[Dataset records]
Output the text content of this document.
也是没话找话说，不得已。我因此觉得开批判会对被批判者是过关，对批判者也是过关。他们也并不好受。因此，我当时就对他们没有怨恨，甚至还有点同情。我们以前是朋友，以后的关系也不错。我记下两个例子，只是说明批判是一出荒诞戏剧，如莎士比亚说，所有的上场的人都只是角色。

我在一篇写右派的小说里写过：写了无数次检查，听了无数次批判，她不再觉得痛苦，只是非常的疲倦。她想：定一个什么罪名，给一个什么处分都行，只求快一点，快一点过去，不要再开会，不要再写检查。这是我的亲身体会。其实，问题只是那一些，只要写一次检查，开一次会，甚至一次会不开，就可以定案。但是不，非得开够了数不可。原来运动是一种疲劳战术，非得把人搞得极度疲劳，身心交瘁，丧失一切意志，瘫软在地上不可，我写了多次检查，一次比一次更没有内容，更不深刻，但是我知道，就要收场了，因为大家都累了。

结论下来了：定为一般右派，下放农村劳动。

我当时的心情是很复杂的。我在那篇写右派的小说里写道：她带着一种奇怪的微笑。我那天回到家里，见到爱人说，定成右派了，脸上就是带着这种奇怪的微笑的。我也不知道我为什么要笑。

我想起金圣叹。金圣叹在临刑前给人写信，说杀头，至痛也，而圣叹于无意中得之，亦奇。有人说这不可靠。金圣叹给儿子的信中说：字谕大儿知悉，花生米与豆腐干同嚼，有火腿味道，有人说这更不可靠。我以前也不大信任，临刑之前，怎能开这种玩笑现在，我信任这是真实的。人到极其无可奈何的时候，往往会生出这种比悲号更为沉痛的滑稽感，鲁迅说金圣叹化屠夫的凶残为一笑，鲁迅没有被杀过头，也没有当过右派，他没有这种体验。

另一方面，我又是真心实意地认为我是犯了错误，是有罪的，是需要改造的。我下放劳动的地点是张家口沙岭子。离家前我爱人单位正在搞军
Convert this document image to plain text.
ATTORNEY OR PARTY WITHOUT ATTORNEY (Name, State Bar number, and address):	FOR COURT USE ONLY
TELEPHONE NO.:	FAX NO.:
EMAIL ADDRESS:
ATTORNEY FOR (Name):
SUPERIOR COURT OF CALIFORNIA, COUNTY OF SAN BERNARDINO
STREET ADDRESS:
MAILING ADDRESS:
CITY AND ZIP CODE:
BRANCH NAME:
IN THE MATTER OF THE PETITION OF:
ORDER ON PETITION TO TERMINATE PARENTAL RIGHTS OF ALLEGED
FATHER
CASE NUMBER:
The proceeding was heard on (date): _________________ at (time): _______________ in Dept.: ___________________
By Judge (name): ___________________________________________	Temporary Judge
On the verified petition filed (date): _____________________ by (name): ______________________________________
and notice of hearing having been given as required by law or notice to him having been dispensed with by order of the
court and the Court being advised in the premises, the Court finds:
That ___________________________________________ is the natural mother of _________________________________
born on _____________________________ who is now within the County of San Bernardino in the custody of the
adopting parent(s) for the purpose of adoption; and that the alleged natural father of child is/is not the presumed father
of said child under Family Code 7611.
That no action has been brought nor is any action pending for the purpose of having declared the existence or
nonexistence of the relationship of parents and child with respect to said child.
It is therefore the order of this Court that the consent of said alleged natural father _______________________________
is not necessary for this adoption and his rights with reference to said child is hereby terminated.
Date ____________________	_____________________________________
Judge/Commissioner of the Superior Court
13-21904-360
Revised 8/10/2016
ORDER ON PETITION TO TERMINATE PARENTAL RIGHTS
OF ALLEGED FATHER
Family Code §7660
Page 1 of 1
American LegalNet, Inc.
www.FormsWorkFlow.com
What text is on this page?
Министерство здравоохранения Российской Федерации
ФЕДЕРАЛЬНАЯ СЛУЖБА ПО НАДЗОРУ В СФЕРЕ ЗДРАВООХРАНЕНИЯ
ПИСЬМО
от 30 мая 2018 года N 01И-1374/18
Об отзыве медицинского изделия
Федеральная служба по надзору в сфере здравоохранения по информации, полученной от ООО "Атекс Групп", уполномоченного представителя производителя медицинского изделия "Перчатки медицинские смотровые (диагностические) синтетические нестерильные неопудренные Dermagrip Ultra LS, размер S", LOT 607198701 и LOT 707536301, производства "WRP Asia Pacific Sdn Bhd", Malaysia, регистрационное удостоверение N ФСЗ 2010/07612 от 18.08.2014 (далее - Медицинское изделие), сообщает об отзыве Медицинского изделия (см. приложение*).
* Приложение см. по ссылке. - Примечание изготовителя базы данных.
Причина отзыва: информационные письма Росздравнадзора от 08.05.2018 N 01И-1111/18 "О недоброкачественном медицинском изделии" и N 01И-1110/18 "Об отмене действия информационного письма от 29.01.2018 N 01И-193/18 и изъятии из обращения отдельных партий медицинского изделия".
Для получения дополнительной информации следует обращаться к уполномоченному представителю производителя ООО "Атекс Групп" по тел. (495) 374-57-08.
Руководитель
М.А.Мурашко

* Problem requirements
Produce an exact copy of all the records.

* Task result
Output the text content of this document.
也是没话找话说，不得已。我因此觉得开批判会对被批判者是过关，对批判者也是过关。他们也并不好受。因此，我当时就对他们没有怨恨，甚至还有点同情。我们以前是朋友，以后的关系也不错。我记下两个例子，只是说明批判是一出荒诞戏剧，如莎士比亚说，所有的上场的人都只是角色。

我在一篇写右派的小说里写过：写了无数次检查，听了无数次批判，她不再觉得痛苦，只是非常的疲倦。她想：定一个什么罪名，给一个什么处分都行，只求快一点，快一点过去，不要再开会，不要再写检查。这是我的亲身体会。其实，问题只是那一些，只要写一次检查，开一次会，甚至一次会不开，就可以定案。但是不，非得开够了数不可。原来运动是一种疲劳战术，非得把人搞得极度疲劳，身心交瘁，丧失一切意志，瘫软在地上不可，我写了多次检查，一次比一次更没有内容，更不深刻，但是我知道，就要收场了，因为大家都累了。

结论下来了：定为一般右派，下放农村劳动。

我当时的心情是很复杂的。我在那篇写右派的小说里写道：她带着一种奇怪的微笑。我那天回到家里，见到爱人说，定成右派了，脸上就是带着这种奇怪的微笑的。我也不知道我为什么要笑。

我想起金圣叹。金圣叹在临刑前给人写信，说杀头，至痛也，而圣叹于无意中得之，亦奇。有人说这不可靠。金圣叹给儿子的信中说：字谕大儿知悉，花生米与豆腐干同嚼，有火腿味道，有人说这更不可靠。我以前也不大信任，临刑之前，怎能开这种玩笑现在，我信任这是真实的。人到极其无可奈何的时候，往往会生出这种比悲号更为沉痛的滑稽感，鲁迅说金圣叹化屠夫的凶残为一笑，鲁迅没有被杀过头，也没有当过右派，他没有这种体验。

另一方面，我又是真心实意地认为我是犯了错误，是有罪的，是需要改造的。我下放劳动的地点是张家口沙岭子。离家前我爱人单位正在搞军
Convert this document image to plain text.
ATTORNEY OR PARTY WITHOUT ATTORNEY (Name, State Bar number, and address):	FOR COURT USE ONLY
TELEPHONE NO.:	FAX NO.:
EMAIL ADDRESS:
ATTORNEY FOR (Name):
SUPERIOR COURT OF CALIFORNIA, COUNTY OF SAN BERNARDINO
STREET ADDRESS:
MAILING ADDRESS:
CITY AND ZIP CODE:
BRANCH NAME:
IN THE MATTER OF THE PETITION OF:
ORDER ON PETITION TO TERMINATE PARENTAL RIGHTS OF ALLEGED
FATHER
CASE NUMBER:
The proceeding was heard on (date): _________________ at (time): _______________ in Dept.: ___________________
By Judge (name): ___________________________________________	Temporary Judge
On the verified petition filed (date): _____________________ by (name): ______________________________________
and notice of hearing having been given as required by law or notice to him having been dispensed with by order of the
court and the Court being advised in the premises, the Court finds:
That ___________________________________________ is the natural mother of _________________________________
born on _____________________________ who is now within the County of San Bernardino in the custody of the
adopting parent(s) for the purpose of adoption; and that the alleged natural father of child is/is not the presumed father
of said child under Family Code 7611.
That no action has been brought nor is any action pending for the purpose of having declared the existence or
nonexistence of the relationship of parents and child with respect to said child.
It is therefore the order of this Court that the consent of said alleged natural father _______________________________
is not necessary for this adoption and his rights with reference to said child is hereby terminated.
Date ____________________	_____________________________________
Judge/Commissioner of the Superior Court
13-21904-360
Revised 8/10/2016
ORDER ON PETITION TO TERMINATE PARENTAL RIGHTS
OF ALLEGED FATHER
Family Code §7660
Page 1 of 1
American LegalNet, Inc.
www.FormsWorkFlow.com
What text is on this page?
Министерство здравоохранения Российской Федерации
ФЕДЕРАЛЬНАЯ СЛУЖБА ПО НАДЗОРУ В СФЕРЕ ЗДРАВООХРАНЕНИЯ
ПИСЬМО
от 30 мая 2018 года N 01И-1374/18
Об отзыве медицинского изделия
Федеральная служба по надзору в сфере здравоохранения по информации, полученной от ООО "Атекс Групп", уполномоченного представителя производителя медицинского изделия "Перчатки медицинские смотровые (диагностические) синтетические нестерильные неопудренные Dermagrip Ultra LS, размер S", LOT 607198701 и LOT 707536301, производства "WRP Asia Pacific Sdn Bhd", Malaysia, регистрационное удостоверение N ФСЗ 2010/07612 от 18.08.2014 (далее - Медицинское изделие), сообщает об отзыве Медицинского изделия (см. приложение*).
* Приложение см. по ссылке. - Примечание изготовителя базы данных.
Причина отзыва: информационные письма Росздравнадзора от 08.05.2018 N 01И-1111/18 "О недоброкачественном медицинском изделии" и N 01И-1110/18 "Об отмене действия информационного письма от 29.01.2018 N 01И-193/18 и изъятии из обращения отдельных партий медицинского изделия".
Для получения дополнительной информации следует обращаться к уполномоченному представителю производителя ООО "Атекс Групп" по тел. (495) 374-57-08.
Руководитель
М.А.Мурашко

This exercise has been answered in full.